GOAL - Write out each line that follows exactly as it stands, without the pictures.

SUPPLIED MATERIAL -
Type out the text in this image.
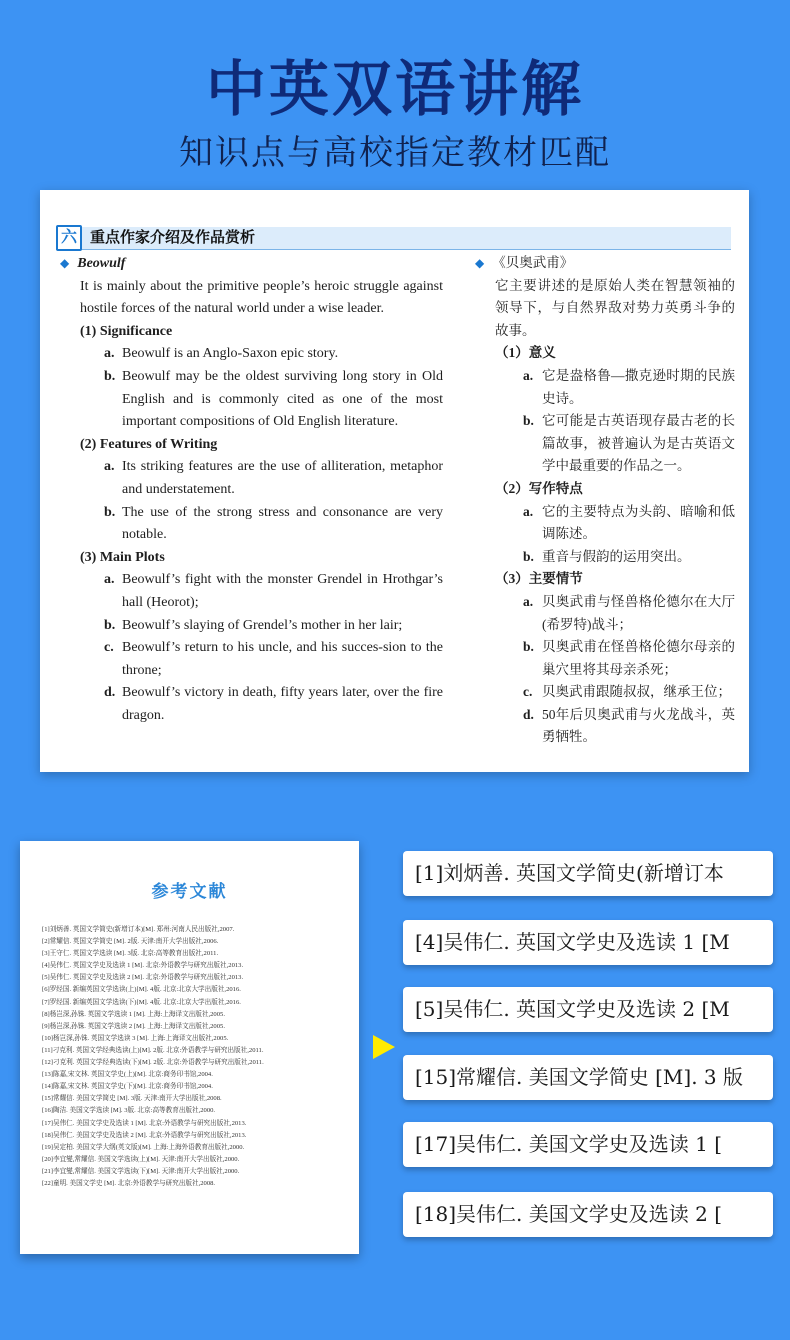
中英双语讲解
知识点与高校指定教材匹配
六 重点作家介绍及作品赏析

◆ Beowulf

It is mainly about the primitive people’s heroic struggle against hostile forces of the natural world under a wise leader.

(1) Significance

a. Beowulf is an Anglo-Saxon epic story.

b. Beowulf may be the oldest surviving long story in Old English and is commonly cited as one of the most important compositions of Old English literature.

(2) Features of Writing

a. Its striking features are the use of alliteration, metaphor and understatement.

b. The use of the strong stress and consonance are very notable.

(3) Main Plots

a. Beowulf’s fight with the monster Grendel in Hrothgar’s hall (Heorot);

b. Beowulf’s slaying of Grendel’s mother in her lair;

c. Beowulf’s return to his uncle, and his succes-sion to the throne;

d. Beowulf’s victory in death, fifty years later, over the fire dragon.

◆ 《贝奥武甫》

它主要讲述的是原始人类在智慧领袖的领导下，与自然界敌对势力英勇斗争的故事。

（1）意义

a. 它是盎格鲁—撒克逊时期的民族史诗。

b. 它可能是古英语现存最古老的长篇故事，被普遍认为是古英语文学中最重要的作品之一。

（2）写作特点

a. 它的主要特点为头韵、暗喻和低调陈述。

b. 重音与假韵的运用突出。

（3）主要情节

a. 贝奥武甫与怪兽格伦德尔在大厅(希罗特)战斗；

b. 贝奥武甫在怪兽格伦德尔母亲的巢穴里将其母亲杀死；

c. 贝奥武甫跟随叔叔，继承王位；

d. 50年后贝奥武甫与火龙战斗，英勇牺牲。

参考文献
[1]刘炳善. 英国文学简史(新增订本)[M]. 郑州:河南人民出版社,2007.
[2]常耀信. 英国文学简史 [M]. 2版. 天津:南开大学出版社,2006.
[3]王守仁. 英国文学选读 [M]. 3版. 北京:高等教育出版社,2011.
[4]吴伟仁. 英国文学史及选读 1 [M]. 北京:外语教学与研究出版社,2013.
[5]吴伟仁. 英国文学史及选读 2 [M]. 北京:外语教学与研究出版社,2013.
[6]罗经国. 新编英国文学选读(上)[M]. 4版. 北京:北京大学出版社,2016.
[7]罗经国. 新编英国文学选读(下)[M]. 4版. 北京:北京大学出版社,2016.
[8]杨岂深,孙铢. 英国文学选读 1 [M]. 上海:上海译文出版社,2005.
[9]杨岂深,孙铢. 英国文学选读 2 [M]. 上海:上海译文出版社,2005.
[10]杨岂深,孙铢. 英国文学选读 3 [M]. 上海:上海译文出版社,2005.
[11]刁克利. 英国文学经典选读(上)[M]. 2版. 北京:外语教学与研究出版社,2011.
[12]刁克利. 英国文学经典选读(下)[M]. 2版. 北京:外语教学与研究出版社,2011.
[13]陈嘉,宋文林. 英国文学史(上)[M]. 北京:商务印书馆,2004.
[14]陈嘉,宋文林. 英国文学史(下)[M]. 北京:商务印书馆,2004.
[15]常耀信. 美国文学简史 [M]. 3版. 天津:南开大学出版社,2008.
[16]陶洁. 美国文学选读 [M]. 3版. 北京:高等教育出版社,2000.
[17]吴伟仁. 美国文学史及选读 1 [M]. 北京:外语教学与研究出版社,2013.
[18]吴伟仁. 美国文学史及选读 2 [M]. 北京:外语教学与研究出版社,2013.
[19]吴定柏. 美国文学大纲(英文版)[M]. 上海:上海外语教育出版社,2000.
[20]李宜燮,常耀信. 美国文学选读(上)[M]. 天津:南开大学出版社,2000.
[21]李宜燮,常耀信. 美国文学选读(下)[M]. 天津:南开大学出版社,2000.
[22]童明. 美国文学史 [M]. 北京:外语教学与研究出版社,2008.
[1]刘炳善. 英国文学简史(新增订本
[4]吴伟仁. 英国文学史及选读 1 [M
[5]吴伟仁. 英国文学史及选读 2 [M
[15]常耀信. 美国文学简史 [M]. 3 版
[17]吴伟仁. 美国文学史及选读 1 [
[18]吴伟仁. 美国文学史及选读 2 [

SOLVED PROBLEM -
Type out the text in this image.
中英双语讲解
知识点与高校指定教材匹配
六 重点作家介绍及作品赏析

◆ Beowulf

It is mainly about the primitive people’s heroic struggle against hostile forces of the natural world under a wise leader.

(1) Significance

a. Beowulf is an Anglo-Saxon epic story.

b. Beowulf may be the oldest surviving long story in Old English and is commonly cited as one of the most important compositions of Old English literature.

(2) Features of Writing

a. Its striking features are the use of alliteration, metaphor and understatement.

b. The use of the strong stress and consonance are very notable.

(3) Main Plots

a. Beowulf’s fight with the monster Grendel in Hrothgar’s hall (Heorot);

b. Beowulf’s slaying of Grendel’s mother in her lair;

c. Beowulf’s return to his uncle, and his succes-sion to the throne;

d. Beowulf’s victory in death, fifty years later, over the fire dragon.

◆ 《贝奥武甫》

它主要讲述的是原始人类在智慧领袖的领导下，与自然界敌对势力英勇斗争的故事。

（1）意义

a. 它是盎格鲁—撒克逊时期的民族史诗。

b. 它可能是古英语现存最古老的长篇故事，被普遍认为是古英语文学中最重要的作品之一。

（2）写作特点

a. 它的主要特点为头韵、暗喻和低调陈述。

b. 重音与假韵的运用突出。

（3）主要情节

a. 贝奥武甫与怪兽格伦德尔在大厅(希罗特)战斗；

b. 贝奥武甫在怪兽格伦德尔母亲的巢穴里将其母亲杀死；

c. 贝奥武甫跟随叔叔，继承王位；

d. 50年后贝奥武甫与火龙战斗，英勇牺牲。

参考文献
[1]刘炳善. 英国文学简史(新增订本)[M]. 郑州:河南人民出版社,2007.
[2]常耀信. 英国文学简史 [M]. 2版. 天津:南开大学出版社,2006.
[3]王守仁. 英国文学选读 [M]. 3版. 北京:高等教育出版社,2011.
[4]吴伟仁. 英国文学史及选读 1 [M]. 北京:外语教学与研究出版社,2013.
[5]吴伟仁. 英国文学史及选读 2 [M]. 北京:外语教学与研究出版社,2013.
[6]罗经国. 新编英国文学选读(上)[M]. 4版. 北京:北京大学出版社,2016.
[7]罗经国. 新编英国文学选读(下)[M]. 4版. 北京:北京大学出版社,2016.
[8]杨岂深,孙铢. 英国文学选读 1 [M]. 上海:上海译文出版社,2005.
[9]杨岂深,孙铢. 英国文学选读 2 [M]. 上海:上海译文出版社,2005.
[10]杨岂深,孙铢. 英国文学选读 3 [M]. 上海:上海译文出版社,2005.
[11]刁克利. 英国文学经典选读(上)[M]. 2版. 北京:外语教学与研究出版社,2011.
[12]刁克利. 英国文学经典选读(下)[M]. 2版. 北京:外语教学与研究出版社,2011.
[13]陈嘉,宋文林. 英国文学史(上)[M]. 北京:商务印书馆,2004.
[14]陈嘉,宋文林. 英国文学史(下)[M]. 北京:商务印书馆,2004.
[15]常耀信. 美国文学简史 [M]. 3版. 天津:南开大学出版社,2008.
[16]陶洁. 美国文学选读 [M]. 3版. 北京:高等教育出版社,2000.
[17]吴伟仁. 美国文学史及选读 1 [M]. 北京:外语教学与研究出版社,2013.
[18]吴伟仁. 美国文学史及选读 2 [M]. 北京:外语教学与研究出版社,2013.
[19]吴定柏. 美国文学大纲(英文版)[M]. 上海:上海外语教育出版社,2000.
[20]李宜燮,常耀信. 美国文学选读(上)[M]. 天津:南开大学出版社,2000.
[21]李宜燮,常耀信. 美国文学选读(下)[M]. 天津:南开大学出版社,2000.
[22]童明. 美国文学史 [M]. 北京:外语教学与研究出版社,2008.
[1]刘炳善. 英国文学简史(新增订本
[4]吴伟仁. 英国文学史及选读 1 [M
[5]吴伟仁. 英国文学史及选读 2 [M
[15]常耀信. 美国文学简史 [M]. 3 版
[17]吴伟仁. 美国文学史及选读 1 [
[18]吴伟仁. 美国文学史及选读 2 [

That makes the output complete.